--- Available data ---

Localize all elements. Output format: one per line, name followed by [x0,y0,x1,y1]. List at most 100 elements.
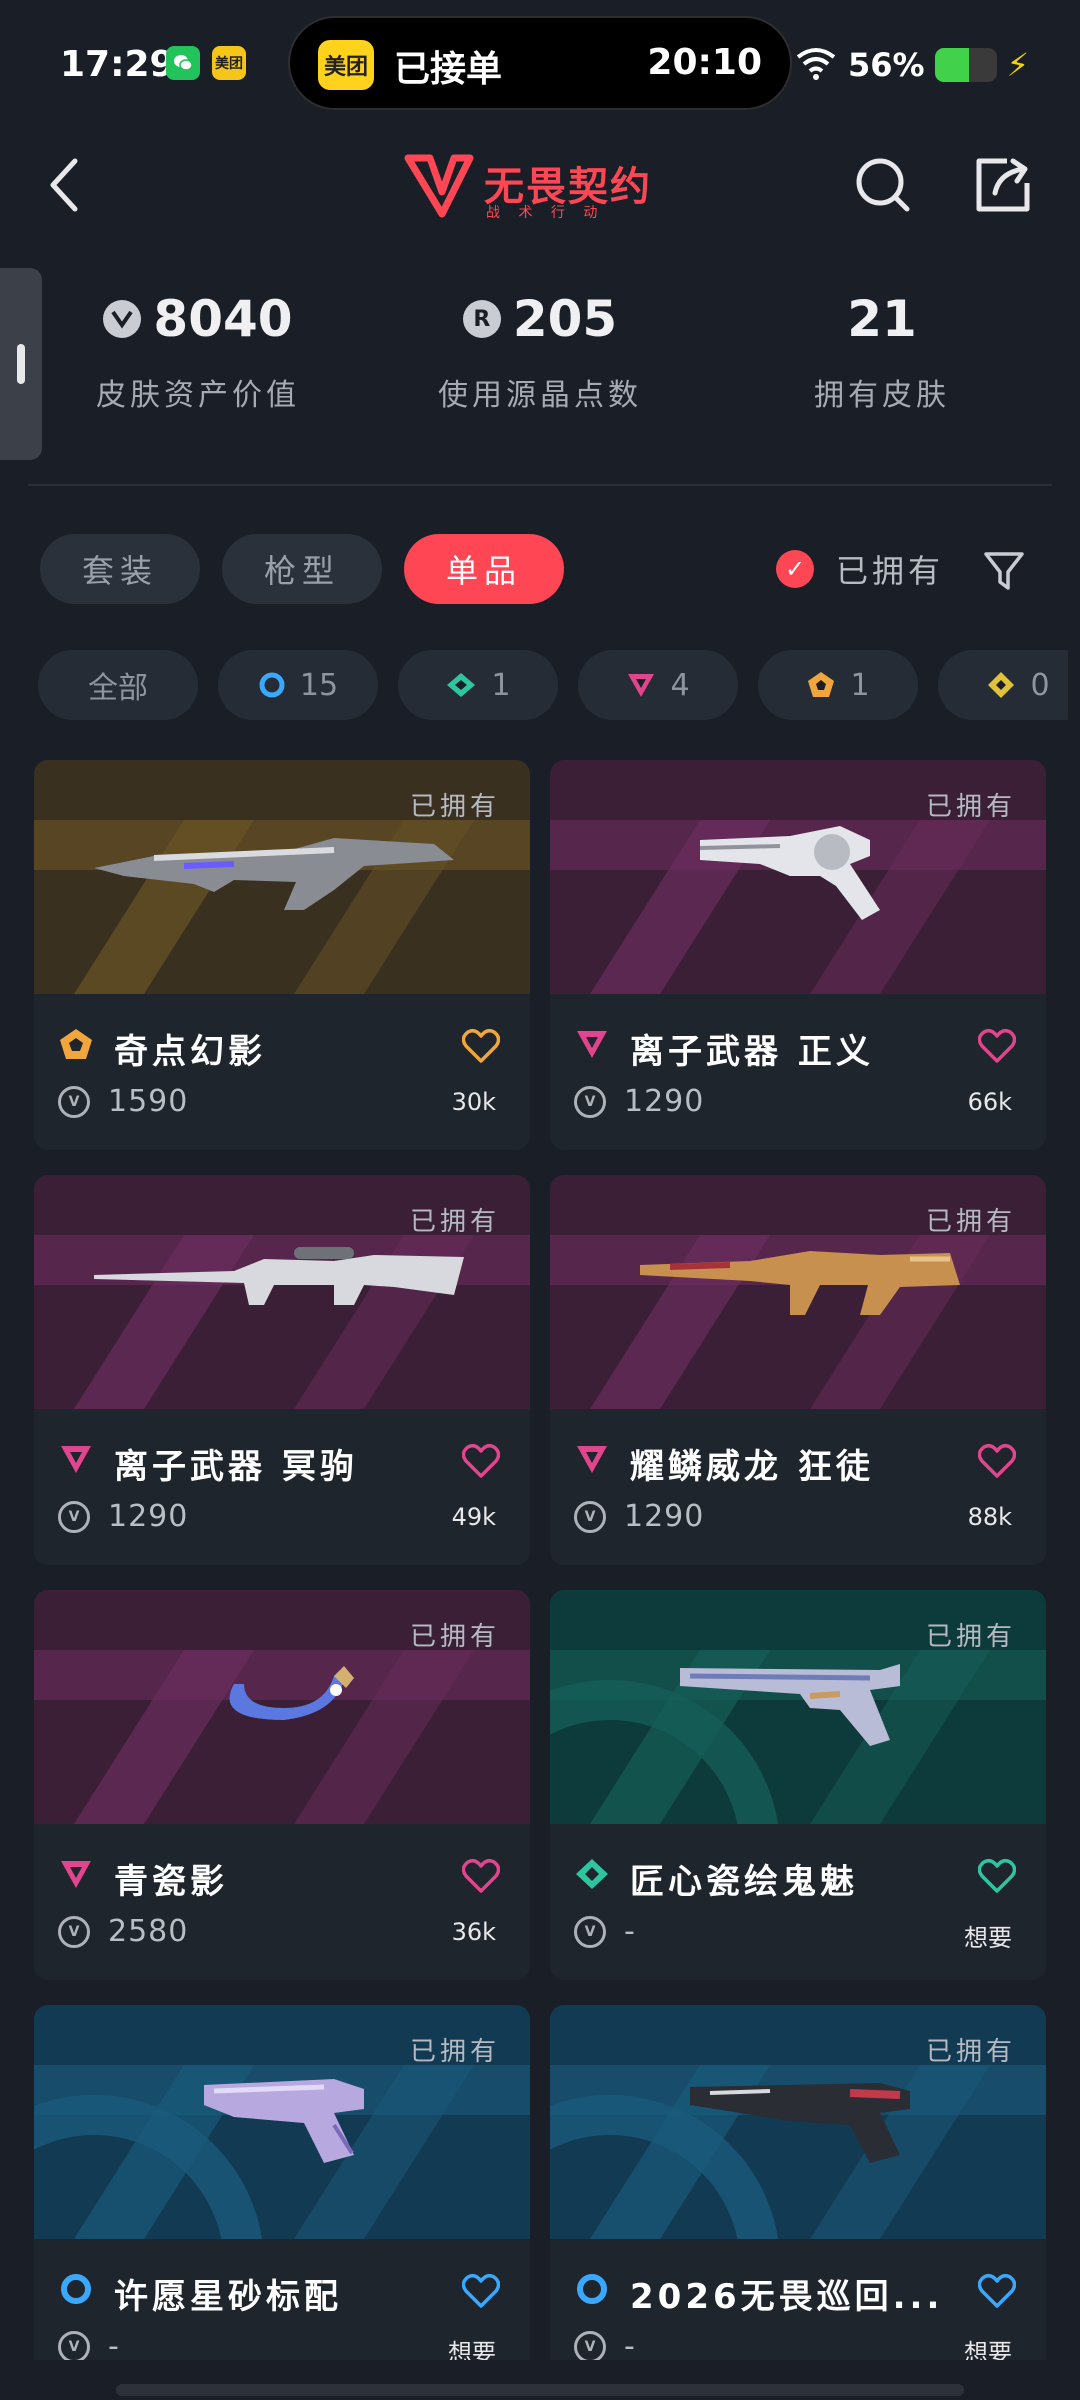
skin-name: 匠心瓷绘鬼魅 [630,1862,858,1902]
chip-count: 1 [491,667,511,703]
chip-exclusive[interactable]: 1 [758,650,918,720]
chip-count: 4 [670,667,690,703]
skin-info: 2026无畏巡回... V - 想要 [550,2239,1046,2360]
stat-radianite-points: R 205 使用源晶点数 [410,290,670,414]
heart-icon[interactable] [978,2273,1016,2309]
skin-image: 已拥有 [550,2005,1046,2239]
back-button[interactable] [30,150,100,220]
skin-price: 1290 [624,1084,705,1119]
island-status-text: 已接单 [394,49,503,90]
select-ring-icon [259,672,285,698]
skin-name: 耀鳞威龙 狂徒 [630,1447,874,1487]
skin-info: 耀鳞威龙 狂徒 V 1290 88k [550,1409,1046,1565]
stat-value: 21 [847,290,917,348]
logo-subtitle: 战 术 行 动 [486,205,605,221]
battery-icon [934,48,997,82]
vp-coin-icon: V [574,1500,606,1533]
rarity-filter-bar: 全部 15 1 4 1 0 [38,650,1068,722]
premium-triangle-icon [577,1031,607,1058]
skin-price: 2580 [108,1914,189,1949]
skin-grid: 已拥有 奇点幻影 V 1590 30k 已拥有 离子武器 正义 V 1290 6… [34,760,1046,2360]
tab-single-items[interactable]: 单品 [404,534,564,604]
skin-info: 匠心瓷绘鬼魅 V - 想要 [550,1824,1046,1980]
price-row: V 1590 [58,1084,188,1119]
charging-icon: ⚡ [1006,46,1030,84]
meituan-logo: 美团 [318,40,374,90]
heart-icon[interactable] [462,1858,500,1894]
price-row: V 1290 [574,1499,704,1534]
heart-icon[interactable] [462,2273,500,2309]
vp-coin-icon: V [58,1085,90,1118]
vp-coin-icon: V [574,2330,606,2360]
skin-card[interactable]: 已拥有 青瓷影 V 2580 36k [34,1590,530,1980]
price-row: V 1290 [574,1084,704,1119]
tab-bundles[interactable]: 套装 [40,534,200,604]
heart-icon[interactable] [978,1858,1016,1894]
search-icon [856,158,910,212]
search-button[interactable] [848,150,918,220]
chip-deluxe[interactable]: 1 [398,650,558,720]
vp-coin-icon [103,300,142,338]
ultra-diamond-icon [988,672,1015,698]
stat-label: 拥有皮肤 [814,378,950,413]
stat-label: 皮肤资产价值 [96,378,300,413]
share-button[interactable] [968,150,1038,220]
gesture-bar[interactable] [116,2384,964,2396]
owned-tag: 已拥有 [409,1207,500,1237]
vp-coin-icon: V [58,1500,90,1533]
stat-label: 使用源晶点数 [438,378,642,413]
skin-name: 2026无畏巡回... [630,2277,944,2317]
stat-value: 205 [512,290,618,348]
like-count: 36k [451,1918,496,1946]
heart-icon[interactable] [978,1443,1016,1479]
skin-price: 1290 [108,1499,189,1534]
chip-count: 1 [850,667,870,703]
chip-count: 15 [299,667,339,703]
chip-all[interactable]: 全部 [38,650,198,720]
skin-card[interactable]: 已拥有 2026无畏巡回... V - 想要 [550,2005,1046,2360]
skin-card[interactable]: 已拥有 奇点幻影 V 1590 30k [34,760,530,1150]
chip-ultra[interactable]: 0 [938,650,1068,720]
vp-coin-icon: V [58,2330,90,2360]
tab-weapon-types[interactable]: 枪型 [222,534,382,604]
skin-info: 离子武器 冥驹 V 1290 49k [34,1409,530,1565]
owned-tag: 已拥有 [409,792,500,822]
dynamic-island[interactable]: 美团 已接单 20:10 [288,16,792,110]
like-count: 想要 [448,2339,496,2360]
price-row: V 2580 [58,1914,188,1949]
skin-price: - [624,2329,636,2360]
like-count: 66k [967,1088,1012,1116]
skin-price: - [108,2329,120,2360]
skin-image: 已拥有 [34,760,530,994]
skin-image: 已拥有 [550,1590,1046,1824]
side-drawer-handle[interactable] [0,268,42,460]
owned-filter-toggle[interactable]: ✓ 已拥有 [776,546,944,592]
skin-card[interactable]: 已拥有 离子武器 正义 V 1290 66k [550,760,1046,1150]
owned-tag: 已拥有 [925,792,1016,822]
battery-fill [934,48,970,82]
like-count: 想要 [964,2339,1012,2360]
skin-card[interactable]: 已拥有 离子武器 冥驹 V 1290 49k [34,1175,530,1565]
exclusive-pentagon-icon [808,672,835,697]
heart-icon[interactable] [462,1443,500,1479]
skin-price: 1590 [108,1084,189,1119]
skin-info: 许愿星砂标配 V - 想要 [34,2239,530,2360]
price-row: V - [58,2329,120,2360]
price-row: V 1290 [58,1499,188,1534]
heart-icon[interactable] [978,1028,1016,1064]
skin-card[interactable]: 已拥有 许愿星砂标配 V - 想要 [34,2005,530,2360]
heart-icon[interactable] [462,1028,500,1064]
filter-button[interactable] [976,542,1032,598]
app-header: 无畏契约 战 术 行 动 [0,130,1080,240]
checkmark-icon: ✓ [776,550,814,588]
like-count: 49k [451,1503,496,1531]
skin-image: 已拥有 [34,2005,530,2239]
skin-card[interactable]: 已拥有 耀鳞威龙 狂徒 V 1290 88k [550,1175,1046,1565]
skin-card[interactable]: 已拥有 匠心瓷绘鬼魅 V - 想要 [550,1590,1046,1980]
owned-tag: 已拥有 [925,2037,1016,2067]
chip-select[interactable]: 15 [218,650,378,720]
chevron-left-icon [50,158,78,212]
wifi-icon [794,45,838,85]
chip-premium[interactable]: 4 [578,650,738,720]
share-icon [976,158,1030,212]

---
--- Available data ---

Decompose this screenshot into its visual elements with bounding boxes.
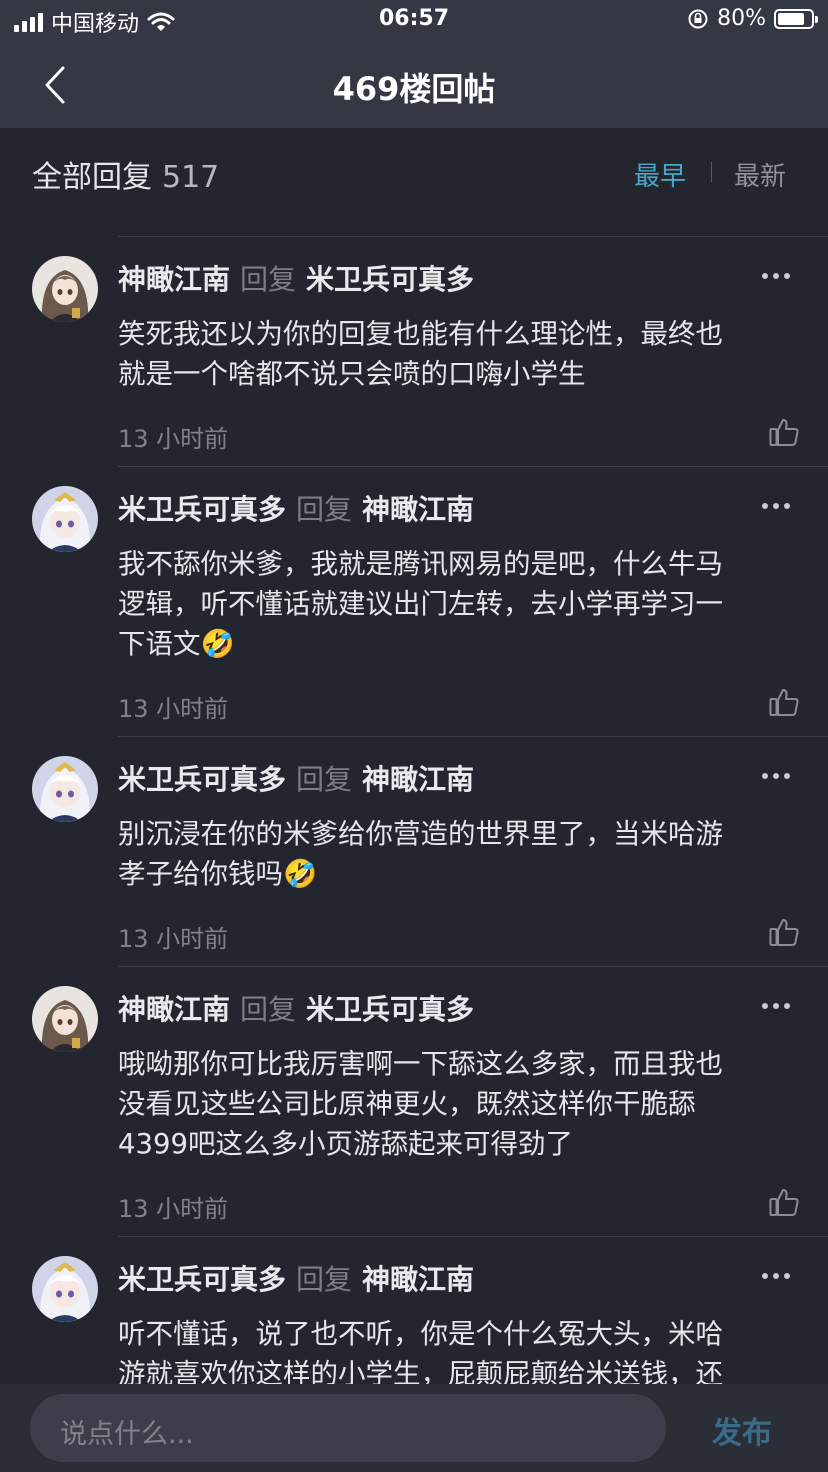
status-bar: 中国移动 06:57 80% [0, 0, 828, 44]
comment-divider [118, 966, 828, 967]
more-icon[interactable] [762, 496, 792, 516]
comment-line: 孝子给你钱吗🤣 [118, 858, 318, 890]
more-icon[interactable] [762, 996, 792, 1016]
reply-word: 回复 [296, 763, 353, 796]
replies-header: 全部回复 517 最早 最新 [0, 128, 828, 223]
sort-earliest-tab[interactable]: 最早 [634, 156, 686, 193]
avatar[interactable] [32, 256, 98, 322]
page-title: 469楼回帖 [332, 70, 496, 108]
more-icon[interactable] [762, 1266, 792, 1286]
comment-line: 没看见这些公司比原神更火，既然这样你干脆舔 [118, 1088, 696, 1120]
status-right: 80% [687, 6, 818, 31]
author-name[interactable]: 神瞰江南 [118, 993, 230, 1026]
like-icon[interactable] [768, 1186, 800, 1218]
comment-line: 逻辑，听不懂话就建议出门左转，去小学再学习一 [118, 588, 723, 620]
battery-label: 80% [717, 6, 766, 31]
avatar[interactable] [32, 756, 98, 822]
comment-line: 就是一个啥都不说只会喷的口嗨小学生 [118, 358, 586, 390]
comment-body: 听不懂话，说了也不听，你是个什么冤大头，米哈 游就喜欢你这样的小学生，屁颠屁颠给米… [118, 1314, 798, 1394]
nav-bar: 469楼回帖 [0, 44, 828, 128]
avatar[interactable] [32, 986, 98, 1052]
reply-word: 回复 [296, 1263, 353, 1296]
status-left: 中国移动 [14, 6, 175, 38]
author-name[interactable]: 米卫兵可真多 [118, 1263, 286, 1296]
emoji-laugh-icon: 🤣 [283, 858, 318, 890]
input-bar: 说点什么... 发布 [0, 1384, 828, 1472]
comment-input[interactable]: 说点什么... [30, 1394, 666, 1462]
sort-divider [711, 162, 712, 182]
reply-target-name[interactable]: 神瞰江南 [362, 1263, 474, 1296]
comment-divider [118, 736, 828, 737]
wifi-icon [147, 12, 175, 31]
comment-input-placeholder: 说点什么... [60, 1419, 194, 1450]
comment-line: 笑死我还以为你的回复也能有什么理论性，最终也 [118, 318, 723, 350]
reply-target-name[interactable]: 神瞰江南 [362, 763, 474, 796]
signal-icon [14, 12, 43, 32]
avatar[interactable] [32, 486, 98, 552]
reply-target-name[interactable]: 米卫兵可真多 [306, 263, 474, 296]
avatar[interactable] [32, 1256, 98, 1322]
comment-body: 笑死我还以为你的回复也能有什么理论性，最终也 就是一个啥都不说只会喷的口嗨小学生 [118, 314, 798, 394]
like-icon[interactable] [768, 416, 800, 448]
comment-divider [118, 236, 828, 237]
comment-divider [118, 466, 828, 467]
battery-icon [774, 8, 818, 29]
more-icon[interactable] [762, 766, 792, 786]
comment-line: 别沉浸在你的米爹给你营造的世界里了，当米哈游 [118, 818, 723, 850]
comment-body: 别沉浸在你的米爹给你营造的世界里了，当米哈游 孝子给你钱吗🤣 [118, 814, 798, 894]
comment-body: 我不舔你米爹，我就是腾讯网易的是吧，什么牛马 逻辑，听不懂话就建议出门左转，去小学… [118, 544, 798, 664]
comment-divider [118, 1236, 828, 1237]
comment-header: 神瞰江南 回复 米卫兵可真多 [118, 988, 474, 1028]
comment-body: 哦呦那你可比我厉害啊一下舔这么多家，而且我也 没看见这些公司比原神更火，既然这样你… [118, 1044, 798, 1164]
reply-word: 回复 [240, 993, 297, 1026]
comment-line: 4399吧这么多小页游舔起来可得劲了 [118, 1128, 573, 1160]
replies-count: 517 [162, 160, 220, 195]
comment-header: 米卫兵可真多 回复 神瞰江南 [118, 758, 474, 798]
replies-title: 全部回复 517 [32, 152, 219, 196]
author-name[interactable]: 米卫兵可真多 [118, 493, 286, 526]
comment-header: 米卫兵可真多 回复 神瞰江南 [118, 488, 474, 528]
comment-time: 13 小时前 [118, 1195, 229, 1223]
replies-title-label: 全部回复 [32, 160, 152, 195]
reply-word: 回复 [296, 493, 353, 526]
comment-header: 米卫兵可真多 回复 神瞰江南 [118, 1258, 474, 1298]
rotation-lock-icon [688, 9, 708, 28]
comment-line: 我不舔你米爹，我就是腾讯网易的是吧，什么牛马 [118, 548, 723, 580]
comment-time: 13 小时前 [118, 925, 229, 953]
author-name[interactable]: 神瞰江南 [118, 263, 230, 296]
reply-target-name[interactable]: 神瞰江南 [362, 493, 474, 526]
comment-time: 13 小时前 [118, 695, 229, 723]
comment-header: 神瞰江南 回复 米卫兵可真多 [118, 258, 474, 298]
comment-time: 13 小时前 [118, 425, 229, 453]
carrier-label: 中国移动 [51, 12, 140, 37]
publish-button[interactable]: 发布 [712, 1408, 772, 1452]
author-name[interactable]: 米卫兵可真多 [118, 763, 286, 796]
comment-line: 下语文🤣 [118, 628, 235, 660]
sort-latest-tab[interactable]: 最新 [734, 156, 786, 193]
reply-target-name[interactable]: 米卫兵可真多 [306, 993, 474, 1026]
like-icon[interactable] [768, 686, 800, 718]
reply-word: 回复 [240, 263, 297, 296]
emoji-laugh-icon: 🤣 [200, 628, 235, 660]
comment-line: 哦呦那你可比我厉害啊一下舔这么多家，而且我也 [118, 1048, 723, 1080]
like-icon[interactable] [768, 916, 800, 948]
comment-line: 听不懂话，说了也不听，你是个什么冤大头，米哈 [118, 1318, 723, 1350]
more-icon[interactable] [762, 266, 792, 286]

---

■ **Instructions for the task**
Print the lines word for word, starting at the line that contains "status-bar: 中国移动 06:57 80% [0, 0, 828, 44]" and ending at the line that contains "sort-earliest-tab[interactable]: 最早 [634, 156, 686, 193]", with both of those lines included.

■ **Completed task**
status-bar: 中国移动 06:57 80% [0, 0, 828, 44]
comment-divider [118, 966, 828, 967]
more-icon[interactable] [762, 496, 792, 516]
comment-line: 孝子给你钱吗🤣 [118, 858, 318, 890]
more-icon[interactable] [762, 996, 792, 1016]
reply-word: 回复 [296, 763, 353, 796]
replies-header: 全部回复 517 最早 最新 [0, 128, 828, 223]
sort-earliest-tab[interactable]: 最早 [634, 156, 686, 193]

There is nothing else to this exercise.